» Passage:
::::

Best Practices for Archiving an Artistic Legacy in the Digital Era

Developing a digital archiving strategy is essential for any practicing artist or nonprofit arts organization, however it is something that also demands significant resources such as money, time and specific knowledge.

The Machinery team sat down with Hélène Brousseau, librarian at Artexte, in order to help demystify this complex subject and to help attempt to bring it from the peripheries of our organizations and instead closer to their centre.

Machinerie : To start things off, why would you say having a digital archive and classification strategy is so important for an artist or nonprofit organization?

Hélène : I would say that investing time in digital archiving makes life a lot easier in the day-to-day operations of an organization. Overall it helps you organize your documents, create a classification system of these documents and obtain a sense of consistency in your work. Normally it involves more theoretical solutions like applying naming conventions to your documents or having a classification scheme so you know where your different files are located. These solutions can be applied to any situation, and they don’t rely on a software or a company that costs money.

::::

» Rows:
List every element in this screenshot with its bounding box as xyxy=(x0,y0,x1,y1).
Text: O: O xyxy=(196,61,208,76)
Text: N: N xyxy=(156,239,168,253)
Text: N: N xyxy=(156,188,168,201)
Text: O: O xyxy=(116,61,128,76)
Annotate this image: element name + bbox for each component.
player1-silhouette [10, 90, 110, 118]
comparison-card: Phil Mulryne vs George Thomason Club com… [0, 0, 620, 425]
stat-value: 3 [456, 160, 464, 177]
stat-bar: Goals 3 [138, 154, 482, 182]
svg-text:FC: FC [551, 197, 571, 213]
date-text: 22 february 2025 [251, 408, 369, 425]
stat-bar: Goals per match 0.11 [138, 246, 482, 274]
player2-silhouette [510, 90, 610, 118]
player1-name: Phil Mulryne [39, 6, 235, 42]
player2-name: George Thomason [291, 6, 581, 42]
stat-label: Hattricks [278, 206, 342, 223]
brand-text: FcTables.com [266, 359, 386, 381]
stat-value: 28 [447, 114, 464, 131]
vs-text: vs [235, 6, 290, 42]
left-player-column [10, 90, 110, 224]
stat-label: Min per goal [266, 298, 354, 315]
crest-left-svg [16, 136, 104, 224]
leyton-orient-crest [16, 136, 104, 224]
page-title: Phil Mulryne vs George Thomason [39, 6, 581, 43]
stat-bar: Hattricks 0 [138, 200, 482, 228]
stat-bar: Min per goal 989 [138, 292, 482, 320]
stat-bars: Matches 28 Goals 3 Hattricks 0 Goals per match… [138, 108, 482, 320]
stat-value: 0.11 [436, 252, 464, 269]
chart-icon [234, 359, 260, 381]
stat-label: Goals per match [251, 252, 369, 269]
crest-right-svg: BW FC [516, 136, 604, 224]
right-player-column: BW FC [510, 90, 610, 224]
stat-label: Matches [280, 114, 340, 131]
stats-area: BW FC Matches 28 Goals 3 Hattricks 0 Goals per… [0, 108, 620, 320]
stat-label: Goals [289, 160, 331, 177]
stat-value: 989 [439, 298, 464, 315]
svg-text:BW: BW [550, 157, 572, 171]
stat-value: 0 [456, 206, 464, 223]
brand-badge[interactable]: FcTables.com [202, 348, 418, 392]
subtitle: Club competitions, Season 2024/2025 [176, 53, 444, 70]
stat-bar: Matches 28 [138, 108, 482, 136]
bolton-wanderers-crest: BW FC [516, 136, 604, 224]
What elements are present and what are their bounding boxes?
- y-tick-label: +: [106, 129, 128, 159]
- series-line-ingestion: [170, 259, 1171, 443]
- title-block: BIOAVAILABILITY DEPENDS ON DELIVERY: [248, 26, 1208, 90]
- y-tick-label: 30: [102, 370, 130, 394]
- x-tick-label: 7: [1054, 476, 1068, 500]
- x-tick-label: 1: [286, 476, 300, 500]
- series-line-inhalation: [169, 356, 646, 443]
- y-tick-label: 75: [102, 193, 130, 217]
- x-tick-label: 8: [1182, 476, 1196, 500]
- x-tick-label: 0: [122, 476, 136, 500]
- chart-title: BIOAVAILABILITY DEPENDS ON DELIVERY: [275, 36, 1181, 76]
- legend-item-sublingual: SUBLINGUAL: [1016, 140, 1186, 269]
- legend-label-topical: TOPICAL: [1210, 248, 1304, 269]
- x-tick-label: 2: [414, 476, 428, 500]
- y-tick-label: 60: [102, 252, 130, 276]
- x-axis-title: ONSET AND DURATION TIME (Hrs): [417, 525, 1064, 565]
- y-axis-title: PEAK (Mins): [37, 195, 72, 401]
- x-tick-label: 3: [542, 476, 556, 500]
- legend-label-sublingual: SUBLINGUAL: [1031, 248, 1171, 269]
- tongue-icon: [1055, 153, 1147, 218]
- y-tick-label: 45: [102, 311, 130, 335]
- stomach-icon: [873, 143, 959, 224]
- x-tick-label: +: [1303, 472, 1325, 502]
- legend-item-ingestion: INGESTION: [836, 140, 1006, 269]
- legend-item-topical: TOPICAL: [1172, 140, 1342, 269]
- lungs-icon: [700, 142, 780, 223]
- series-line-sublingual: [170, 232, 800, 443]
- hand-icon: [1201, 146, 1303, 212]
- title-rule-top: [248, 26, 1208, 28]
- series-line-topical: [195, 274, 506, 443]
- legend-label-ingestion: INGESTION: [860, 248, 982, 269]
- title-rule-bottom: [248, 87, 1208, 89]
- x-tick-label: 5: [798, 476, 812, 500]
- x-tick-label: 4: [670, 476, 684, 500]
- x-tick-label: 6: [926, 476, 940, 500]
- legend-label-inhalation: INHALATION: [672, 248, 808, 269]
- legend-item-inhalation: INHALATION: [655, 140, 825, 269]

::::

» Tasks and exercises:
A - Answer these from the archiving passage:
(i) At what organization does Hélène Brousseau work as a librarian?
(ii) Besides money and time, what resource does a digital archiving strategy demand?
(iii) What two theoretical solutions does Hélène name?
B - Reproduce word for word everything in the archiving passage from "Best Practices for" down to "or nonprofit organization?".
The data plays no role here.

» Task answers:
A -
(i) Artexte
(ii) Specific knowledge
(iii) Applying naming conventions to your documents and having a classification scheme

B -
Best Practices for Archiving an Artistic Legacy in the Digital Era

Developing a digital archiving strategy is essential for any practicing artist or nonprofit arts organization, however it is something that also demands significant resources such as money, time and specific knowledge.

The Machinery team sat down with Hélène Brousseau, librarian at Artexte, in order to help demystify this complex subject and to help attempt to bring it from the peripheries of our organizations and instead closer to their centre.

Machinerie : To start things off, why would you say having a digital archive and classification strategy is so important for an artist or nonprofit organization?